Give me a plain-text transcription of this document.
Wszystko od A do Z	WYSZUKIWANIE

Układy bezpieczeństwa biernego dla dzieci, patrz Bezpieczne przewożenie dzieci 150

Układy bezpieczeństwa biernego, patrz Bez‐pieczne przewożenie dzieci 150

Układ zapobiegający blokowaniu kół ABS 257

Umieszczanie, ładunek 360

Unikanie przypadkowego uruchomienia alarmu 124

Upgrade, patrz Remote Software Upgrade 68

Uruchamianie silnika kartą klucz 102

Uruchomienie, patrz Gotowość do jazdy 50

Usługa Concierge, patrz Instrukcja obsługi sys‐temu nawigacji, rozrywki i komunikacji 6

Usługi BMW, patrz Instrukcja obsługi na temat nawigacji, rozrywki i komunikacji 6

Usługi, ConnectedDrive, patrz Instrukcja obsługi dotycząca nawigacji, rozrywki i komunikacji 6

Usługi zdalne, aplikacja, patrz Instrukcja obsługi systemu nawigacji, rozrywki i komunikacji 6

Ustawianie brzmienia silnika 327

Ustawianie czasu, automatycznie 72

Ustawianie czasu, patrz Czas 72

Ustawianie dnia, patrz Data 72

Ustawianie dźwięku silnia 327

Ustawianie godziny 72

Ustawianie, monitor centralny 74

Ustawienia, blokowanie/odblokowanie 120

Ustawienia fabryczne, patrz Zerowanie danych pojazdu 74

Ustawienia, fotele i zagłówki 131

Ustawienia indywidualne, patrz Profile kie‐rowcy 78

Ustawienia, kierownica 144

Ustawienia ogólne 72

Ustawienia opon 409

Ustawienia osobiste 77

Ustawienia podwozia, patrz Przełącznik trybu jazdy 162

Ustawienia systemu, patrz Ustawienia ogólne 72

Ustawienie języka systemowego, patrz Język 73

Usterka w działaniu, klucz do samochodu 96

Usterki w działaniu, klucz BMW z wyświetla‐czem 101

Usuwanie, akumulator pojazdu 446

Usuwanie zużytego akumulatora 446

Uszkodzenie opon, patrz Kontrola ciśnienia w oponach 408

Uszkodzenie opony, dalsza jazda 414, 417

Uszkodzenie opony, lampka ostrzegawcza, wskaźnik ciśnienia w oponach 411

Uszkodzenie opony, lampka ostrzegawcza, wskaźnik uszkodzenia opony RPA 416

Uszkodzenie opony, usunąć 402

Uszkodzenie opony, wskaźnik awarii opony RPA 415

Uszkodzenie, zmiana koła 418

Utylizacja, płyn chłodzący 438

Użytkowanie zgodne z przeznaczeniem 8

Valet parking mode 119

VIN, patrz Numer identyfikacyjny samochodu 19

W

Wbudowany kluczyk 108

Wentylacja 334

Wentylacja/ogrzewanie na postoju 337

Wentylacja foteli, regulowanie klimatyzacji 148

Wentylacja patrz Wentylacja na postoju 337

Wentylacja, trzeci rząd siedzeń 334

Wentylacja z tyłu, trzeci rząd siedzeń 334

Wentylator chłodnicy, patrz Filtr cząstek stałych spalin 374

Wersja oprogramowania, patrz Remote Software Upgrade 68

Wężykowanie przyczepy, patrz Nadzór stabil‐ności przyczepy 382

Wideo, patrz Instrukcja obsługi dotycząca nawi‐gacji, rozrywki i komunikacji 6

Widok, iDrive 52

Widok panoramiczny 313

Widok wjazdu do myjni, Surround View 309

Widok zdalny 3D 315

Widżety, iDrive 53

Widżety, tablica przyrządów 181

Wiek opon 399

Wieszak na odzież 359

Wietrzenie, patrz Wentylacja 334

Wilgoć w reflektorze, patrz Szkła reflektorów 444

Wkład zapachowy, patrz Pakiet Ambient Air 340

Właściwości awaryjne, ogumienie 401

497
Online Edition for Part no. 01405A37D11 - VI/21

•••

Exercise: Please output the entire listing exactly as it stands.

Solution to this exercise:
Give me a plain-text transcription of this document.
Wszystko od A do Z	WYSZUKIWANIE

Układy bezpieczeństwa biernego dla dzieci, patrz Bezpieczne przewożenie dzieci 150

Układy bezpieczeństwa biernego, patrz Bez‐pieczne przewożenie dzieci 150

Układ zapobiegający blokowaniu kół ABS 257

Umieszczanie, ładunek 360

Unikanie przypadkowego uruchomienia alarmu 124

Upgrade, patrz Remote Software Upgrade 68

Uruchamianie silnika kartą klucz 102

Uruchomienie, patrz Gotowość do jazdy 50

Usługa Concierge, patrz Instrukcja obsługi sys‐temu nawigacji, rozrywki i komunikacji 6

Usługi BMW, patrz Instrukcja obsługi na temat nawigacji, rozrywki i komunikacji 6

Usługi, ConnectedDrive, patrz Instrukcja obsługi dotycząca nawigacji, rozrywki i komunikacji 6

Usługi zdalne, aplikacja, patrz Instrukcja obsługi systemu nawigacji, rozrywki i komunikacji 6

Ustawianie brzmienia silnika 327

Ustawianie czasu, automatycznie 72

Ustawianie czasu, patrz Czas 72

Ustawianie dnia, patrz Data 72

Ustawianie dźwięku silnia 327

Ustawianie godziny 72

Ustawianie, monitor centralny 74

Ustawienia, blokowanie/odblokowanie 120

Ustawienia fabryczne, patrz Zerowanie danych pojazdu 74

Ustawienia, fotele i zagłówki 131

Ustawienia indywidualne, patrz Profile kie‐rowcy 78

Ustawienia, kierownica 144

Ustawienia ogólne 72

Ustawienia opon 409

Ustawienia osobiste 77

Ustawienia podwozia, patrz Przełącznik trybu jazdy 162

Ustawienia systemu, patrz Ustawienia ogólne 72

Ustawienie języka systemowego, patrz Język 73

Usterka w działaniu, klucz do samochodu 96

Usterki w działaniu, klucz BMW z wyświetla‐czem 101

Usuwanie, akumulator pojazdu 446

Usuwanie zużytego akumulatora 446

Uszkodzenie opon, patrz Kontrola ciśnienia w oponach 408

Uszkodzenie opony, dalsza jazda 414, 417

Uszkodzenie opony, lampka ostrzegawcza, wskaźnik ciśnienia w oponach 411

Uszkodzenie opony, lampka ostrzegawcza, wskaźnik uszkodzenia opony RPA 416

Uszkodzenie opony, usunąć 402

Uszkodzenie opony, wskaźnik awarii opony RPA 415

Uszkodzenie, zmiana koła 418

Utylizacja, płyn chłodzący 438

Użytkowanie zgodne z przeznaczeniem 8

Valet parking mode 119

VIN, patrz Numer identyfikacyjny samochodu 19

W

Wbudowany kluczyk 108

Wentylacja 334

Wentylacja/ogrzewanie na postoju 337

Wentylacja foteli, regulowanie klimatyzacji 148

Wentylacja patrz Wentylacja na postoju 337

Wentylacja, trzeci rząd siedzeń 334

Wentylacja z tyłu, trzeci rząd siedzeń 334

Wentylator chłodnicy, patrz Filtr cząstek stałych spalin 374

Wersja oprogramowania, patrz Remote Software Upgrade 68

Wężykowanie przyczepy, patrz Nadzór stabil‐ności przyczepy 382

Wideo, patrz Instrukcja obsługi dotycząca nawi‐gacji, rozrywki i komunikacji 6

Widok, iDrive 52

Widok panoramiczny 313

Widok wjazdu do myjni, Surround View 309

Widok zdalny 3D 315

Widżety, iDrive 53

Widżety, tablica przyrządów 181

Wiek opon 399

Wieszak na odzież 359

Wietrzenie, patrz Wentylacja 334

Wilgoć w reflektorze, patrz Szkła reflektorów 444

Wkład zapachowy, patrz Pakiet Ambient Air 340

Właściwości awaryjne, ogumienie 401

497
Online Edition for Part no. 01405A37D11 - VI/21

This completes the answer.